Scan the records for the line containing "Read all visible content and emit it as JSON."; extract it and all later lines, verbatim, through the end, and nothing before it.

DATA LISTING:
BEGIN

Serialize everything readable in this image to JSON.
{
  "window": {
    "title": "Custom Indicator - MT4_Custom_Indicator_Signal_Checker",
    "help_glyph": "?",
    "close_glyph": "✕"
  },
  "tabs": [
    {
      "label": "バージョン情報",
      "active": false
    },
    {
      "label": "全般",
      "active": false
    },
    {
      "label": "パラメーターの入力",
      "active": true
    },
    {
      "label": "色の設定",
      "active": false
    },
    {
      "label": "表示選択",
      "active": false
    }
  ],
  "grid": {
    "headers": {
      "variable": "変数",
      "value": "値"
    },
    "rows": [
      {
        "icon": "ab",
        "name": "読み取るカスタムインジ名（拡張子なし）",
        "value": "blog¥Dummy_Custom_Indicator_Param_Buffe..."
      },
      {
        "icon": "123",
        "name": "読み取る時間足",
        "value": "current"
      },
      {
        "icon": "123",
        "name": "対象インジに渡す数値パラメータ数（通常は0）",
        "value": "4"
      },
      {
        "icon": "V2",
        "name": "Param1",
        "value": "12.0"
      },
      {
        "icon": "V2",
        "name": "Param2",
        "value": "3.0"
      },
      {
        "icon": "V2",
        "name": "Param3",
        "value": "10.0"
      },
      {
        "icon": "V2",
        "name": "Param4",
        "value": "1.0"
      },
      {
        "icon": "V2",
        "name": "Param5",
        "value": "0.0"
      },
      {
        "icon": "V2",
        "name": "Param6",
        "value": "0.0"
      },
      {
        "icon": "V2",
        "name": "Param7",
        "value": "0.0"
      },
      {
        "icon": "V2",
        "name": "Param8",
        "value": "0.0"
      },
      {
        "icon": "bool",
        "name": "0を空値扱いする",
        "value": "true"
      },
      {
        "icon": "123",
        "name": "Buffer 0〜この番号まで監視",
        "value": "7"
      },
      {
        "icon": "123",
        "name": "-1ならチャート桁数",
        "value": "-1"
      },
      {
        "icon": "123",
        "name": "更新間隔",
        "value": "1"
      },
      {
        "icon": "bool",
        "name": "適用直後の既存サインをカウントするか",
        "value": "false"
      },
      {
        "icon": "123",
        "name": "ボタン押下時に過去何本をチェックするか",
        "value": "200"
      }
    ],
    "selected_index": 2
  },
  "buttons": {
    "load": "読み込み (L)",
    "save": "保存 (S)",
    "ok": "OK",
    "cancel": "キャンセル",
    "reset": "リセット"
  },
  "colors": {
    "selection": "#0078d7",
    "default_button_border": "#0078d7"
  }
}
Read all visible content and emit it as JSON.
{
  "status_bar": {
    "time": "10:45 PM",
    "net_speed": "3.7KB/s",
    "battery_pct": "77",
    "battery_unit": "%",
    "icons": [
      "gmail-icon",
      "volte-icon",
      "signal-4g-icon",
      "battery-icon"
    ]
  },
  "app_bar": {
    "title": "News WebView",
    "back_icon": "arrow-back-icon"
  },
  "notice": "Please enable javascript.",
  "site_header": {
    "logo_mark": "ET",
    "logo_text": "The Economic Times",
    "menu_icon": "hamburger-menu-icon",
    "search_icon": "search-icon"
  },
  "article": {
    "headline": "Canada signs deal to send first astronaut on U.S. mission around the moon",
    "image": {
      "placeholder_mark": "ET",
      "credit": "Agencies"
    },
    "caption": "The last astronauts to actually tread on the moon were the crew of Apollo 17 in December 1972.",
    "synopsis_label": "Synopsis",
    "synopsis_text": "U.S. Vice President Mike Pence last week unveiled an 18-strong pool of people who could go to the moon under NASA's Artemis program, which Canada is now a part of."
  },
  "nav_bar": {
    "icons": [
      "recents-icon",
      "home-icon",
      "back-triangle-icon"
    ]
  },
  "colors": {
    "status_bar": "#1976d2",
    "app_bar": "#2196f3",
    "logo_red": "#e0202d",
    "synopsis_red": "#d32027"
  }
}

END

RESPONSE TO THIS EXERCISE:
Read all visible content and emit it as JSON.
{
  "status_bar": {
    "time": "10:45 PM",
    "net_speed": "3.7KB/s",
    "battery_pct": "77",
    "battery_unit": "%",
    "icons": [
      "gmail-icon",
      "volte-icon",
      "signal-4g-icon",
      "battery-icon"
    ]
  },
  "app_bar": {
    "title": "News WebView",
    "back_icon": "arrow-back-icon"
  },
  "notice": "Please enable javascript.",
  "site_header": {
    "logo_mark": "ET",
    "logo_text": "The Economic Times",
    "menu_icon": "hamburger-menu-icon",
    "search_icon": "search-icon"
  },
  "article": {
    "headline": "Canada signs deal to send first astronaut on U.S. mission around the moon",
    "image": {
      "placeholder_mark": "ET",
      "credit": "Agencies"
    },
    "caption": "The last astronauts to actually tread on the moon were the crew of Apollo 17 in December 1972.",
    "synopsis_label": "Synopsis",
    "synopsis_text": "U.S. Vice President Mike Pence last week unveiled an 18-strong pool of people who could go to the moon under NASA's Artemis program, which Canada is now a part of."
  },
  "nav_bar": {
    "icons": [
      "recents-icon",
      "home-icon",
      "back-triangle-icon"
    ]
  },
  "colors": {
    "status_bar": "#1976d2",
    "app_bar": "#2196f3",
    "logo_red": "#e0202d",
    "synopsis_red": "#d32027"
  }
}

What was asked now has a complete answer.